=== Exercise prompt ===
In the entries below, count every line with the string "groups". State the count and nothing else.

=== Excerpted records ===

== == ==

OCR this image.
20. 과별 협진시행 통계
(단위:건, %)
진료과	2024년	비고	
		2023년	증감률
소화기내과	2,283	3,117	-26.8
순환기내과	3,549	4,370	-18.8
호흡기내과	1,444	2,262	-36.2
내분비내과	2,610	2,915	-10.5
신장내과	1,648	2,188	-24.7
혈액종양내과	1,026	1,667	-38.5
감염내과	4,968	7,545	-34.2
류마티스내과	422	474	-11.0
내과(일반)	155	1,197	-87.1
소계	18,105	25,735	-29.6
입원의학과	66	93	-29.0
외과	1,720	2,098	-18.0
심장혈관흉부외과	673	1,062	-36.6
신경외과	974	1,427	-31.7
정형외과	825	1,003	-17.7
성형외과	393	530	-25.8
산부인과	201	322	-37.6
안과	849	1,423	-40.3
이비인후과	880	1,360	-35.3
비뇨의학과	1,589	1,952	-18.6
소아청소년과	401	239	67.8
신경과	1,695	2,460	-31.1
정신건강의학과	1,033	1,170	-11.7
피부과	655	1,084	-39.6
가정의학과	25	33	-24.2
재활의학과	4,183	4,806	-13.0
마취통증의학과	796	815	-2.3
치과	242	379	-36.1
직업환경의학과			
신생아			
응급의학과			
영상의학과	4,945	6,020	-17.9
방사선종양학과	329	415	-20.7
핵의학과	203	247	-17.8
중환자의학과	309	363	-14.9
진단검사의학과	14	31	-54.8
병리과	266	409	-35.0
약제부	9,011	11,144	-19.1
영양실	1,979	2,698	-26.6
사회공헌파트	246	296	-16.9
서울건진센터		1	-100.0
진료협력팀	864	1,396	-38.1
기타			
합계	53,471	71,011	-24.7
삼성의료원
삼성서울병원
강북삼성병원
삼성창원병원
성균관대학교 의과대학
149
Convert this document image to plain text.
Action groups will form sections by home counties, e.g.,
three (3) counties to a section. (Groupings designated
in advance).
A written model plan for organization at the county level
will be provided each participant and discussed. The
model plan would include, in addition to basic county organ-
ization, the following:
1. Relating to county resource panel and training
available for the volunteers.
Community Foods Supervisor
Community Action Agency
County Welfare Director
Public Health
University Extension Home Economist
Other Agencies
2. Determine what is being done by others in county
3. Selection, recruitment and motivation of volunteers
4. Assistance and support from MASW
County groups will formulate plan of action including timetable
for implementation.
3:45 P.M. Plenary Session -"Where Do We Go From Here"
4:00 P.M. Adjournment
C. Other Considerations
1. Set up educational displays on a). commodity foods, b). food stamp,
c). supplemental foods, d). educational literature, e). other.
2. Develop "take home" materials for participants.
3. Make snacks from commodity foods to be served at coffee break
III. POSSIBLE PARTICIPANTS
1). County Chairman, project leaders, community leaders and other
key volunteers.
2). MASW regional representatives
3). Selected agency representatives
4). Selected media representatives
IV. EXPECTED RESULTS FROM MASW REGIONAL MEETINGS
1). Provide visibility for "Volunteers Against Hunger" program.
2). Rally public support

== == ==

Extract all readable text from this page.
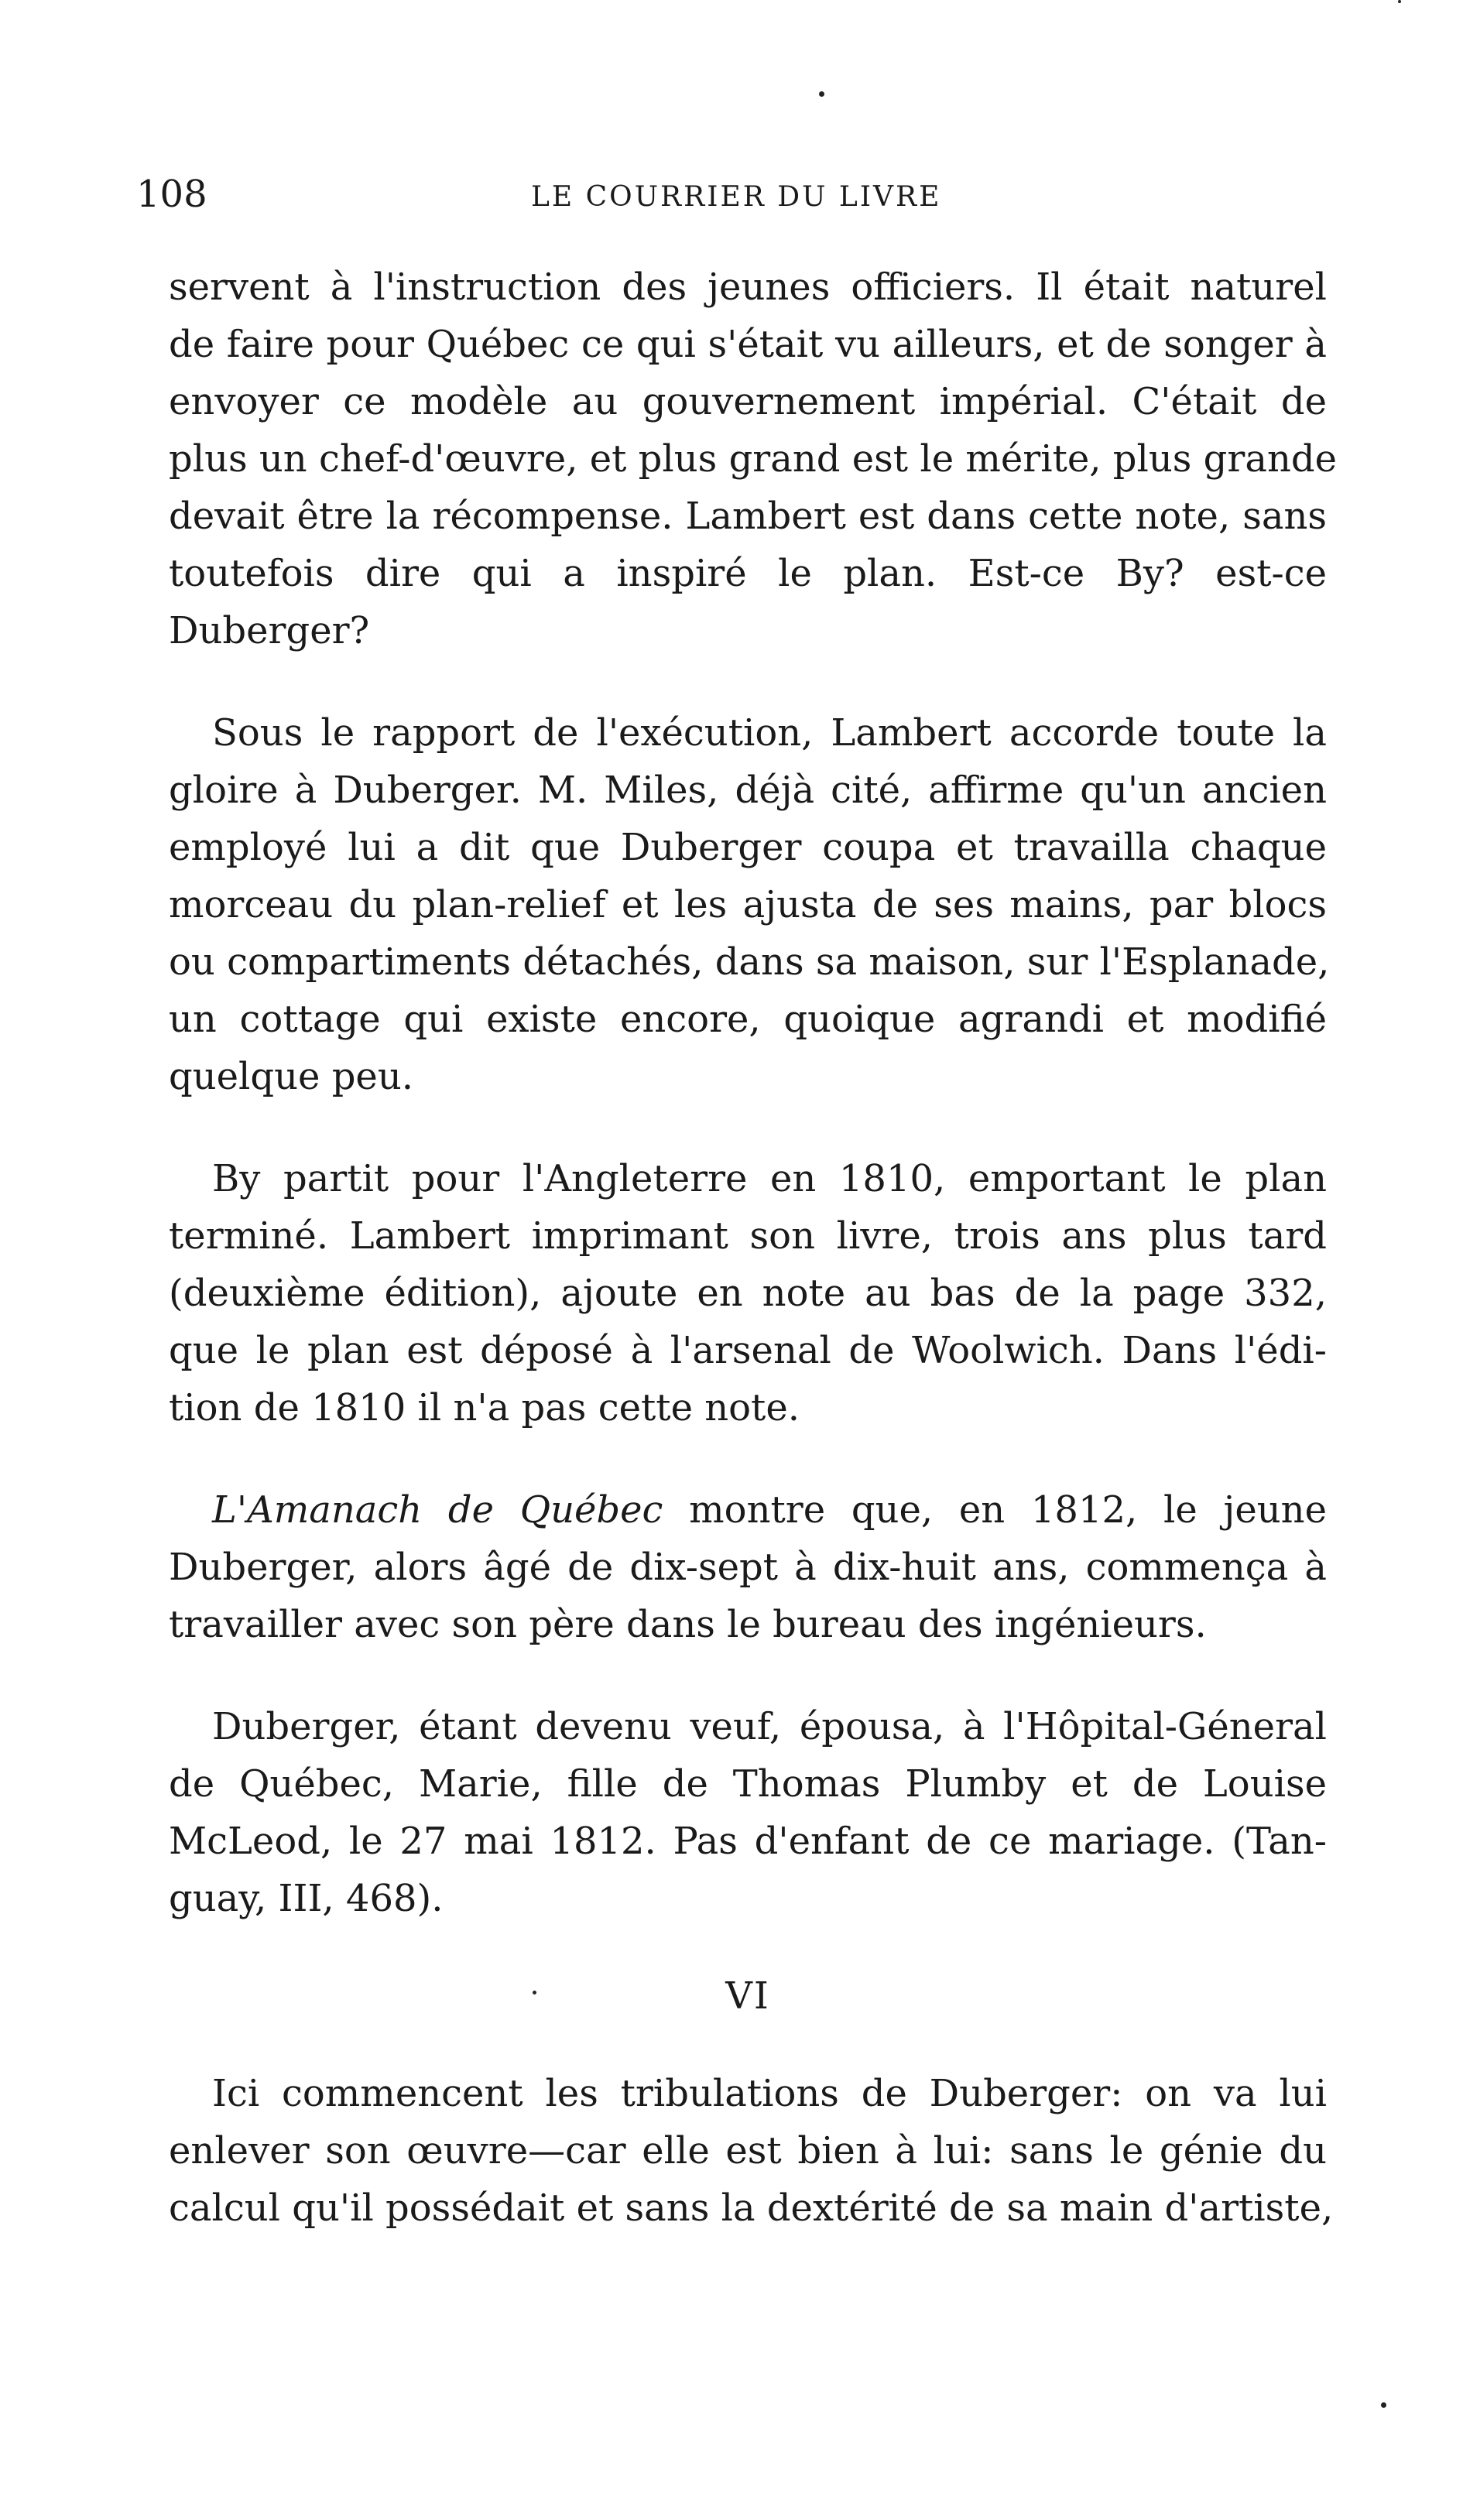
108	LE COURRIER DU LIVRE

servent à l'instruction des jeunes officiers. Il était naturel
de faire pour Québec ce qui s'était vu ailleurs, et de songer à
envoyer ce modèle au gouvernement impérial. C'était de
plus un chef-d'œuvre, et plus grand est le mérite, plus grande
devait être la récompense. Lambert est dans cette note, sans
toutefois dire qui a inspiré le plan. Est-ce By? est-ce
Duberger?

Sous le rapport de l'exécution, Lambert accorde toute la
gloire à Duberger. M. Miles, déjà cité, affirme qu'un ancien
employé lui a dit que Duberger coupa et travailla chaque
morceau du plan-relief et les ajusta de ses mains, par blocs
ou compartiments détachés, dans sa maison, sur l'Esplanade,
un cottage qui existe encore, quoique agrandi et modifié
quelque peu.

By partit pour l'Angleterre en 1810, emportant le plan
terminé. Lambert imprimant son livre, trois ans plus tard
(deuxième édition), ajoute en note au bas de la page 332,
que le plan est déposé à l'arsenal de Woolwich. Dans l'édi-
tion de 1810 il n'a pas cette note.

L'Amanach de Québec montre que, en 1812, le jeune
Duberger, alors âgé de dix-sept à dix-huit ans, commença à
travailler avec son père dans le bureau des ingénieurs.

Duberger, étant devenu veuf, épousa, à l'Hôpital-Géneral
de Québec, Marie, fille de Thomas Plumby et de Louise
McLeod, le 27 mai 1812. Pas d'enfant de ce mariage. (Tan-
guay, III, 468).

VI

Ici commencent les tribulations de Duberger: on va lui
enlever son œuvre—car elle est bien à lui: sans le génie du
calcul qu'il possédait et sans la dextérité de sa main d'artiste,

== == ==

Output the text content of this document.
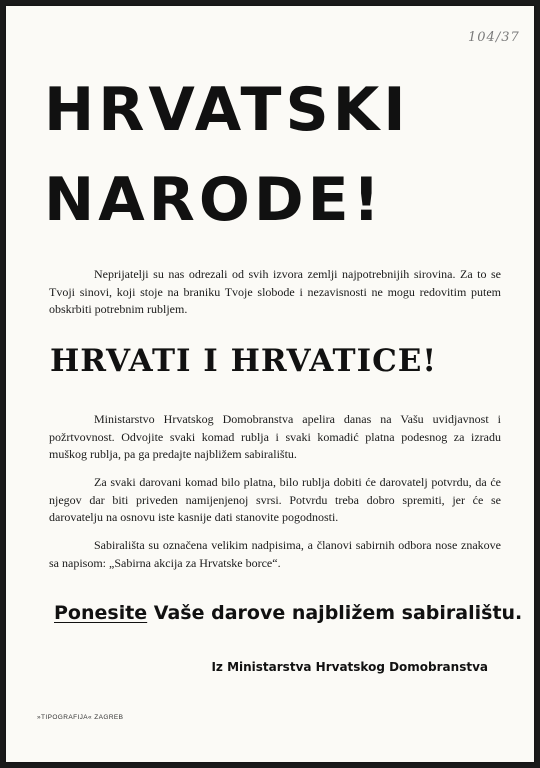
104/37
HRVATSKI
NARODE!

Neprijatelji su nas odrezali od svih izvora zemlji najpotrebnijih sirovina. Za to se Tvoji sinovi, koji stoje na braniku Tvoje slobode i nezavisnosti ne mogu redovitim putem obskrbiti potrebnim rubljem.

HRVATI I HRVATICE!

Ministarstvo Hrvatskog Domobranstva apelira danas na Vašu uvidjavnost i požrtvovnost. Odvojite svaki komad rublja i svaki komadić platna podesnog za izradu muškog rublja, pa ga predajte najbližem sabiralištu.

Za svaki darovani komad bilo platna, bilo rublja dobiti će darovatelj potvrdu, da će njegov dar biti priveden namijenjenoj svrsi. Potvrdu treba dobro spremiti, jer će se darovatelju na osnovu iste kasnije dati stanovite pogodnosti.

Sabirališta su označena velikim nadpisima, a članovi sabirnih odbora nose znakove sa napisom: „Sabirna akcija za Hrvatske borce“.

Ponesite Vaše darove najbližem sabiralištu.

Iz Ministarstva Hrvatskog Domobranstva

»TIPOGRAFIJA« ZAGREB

== == ==

=== Result below ===
2